* Brief: Without including any pictures, write out the listing below exactly.

* Supplied material:
┏━━

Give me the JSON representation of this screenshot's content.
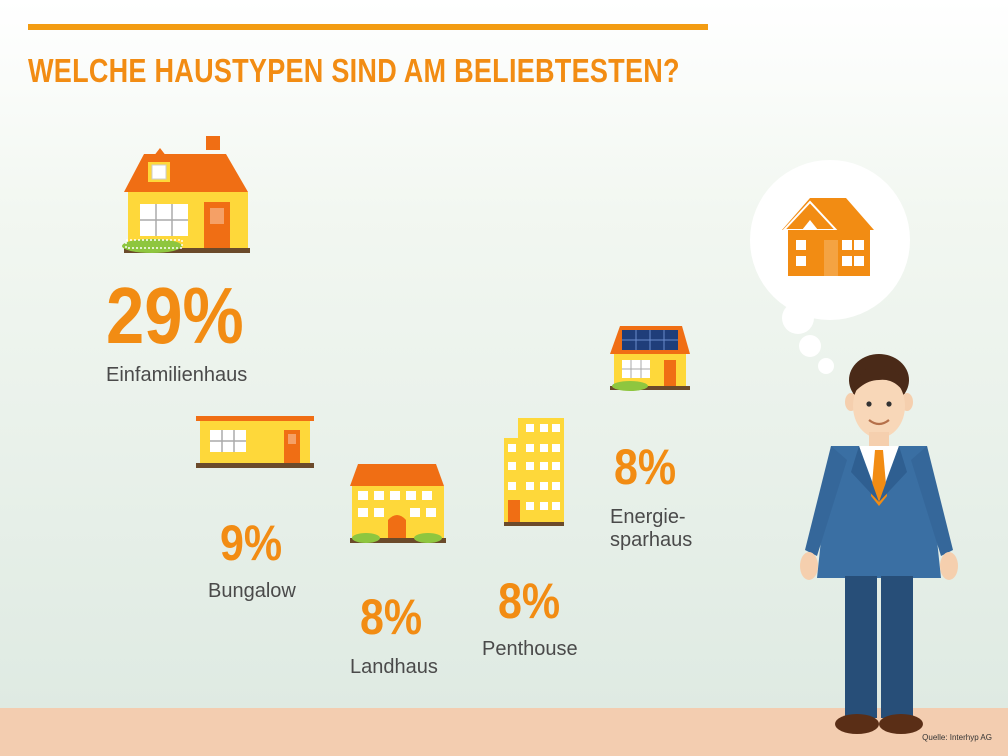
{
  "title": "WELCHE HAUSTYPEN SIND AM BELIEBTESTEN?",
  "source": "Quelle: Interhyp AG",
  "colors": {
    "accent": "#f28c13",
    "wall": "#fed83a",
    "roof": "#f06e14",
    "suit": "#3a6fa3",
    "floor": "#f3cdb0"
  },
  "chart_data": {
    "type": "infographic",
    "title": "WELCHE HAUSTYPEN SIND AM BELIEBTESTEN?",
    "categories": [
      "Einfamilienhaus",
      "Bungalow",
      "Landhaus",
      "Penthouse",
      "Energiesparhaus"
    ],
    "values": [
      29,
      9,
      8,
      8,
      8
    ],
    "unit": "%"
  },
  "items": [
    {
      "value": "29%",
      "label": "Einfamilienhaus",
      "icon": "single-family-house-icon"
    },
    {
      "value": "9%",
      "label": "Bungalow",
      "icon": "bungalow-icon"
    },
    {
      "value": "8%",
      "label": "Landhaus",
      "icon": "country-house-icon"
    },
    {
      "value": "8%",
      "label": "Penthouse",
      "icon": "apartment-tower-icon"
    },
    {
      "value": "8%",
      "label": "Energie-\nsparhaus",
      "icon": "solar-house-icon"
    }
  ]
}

┗━━

* Result of this exercise:
Give me the JSON representation of this screenshot's content.
{
  "title": "WELCHE HAUSTYPEN SIND AM BELIEBTESTEN?",
  "source": "Quelle: Interhyp AG",
  "colors": {
    "accent": "#f28c13",
    "wall": "#fed83a",
    "roof": "#f06e14",
    "suit": "#3a6fa3",
    "floor": "#f3cdb0"
  },
  "chart_data": {
    "type": "infographic",
    "title": "WELCHE HAUSTYPEN SIND AM BELIEBTESTEN?",
    "categories": [
      "Einfamilienhaus",
      "Bungalow",
      "Landhaus",
      "Penthouse",
      "Energiesparhaus"
    ],
    "values": [
      29,
      9,
      8,
      8,
      8
    ],
    "unit": "%"
  },
  "items": [
    {
      "value": "29%",
      "label": "Einfamilienhaus",
      "icon": "single-family-house-icon"
    },
    {
      "value": "9%",
      "label": "Bungalow",
      "icon": "bungalow-icon"
    },
    {
      "value": "8%",
      "label": "Landhaus",
      "icon": "country-house-icon"
    },
    {
      "value": "8%",
      "label": "Penthouse",
      "icon": "apartment-tower-icon"
    },
    {
      "value": "8%",
      "label": "Energie-\nsparhaus",
      "icon": "solar-house-icon"
    }
  ]
}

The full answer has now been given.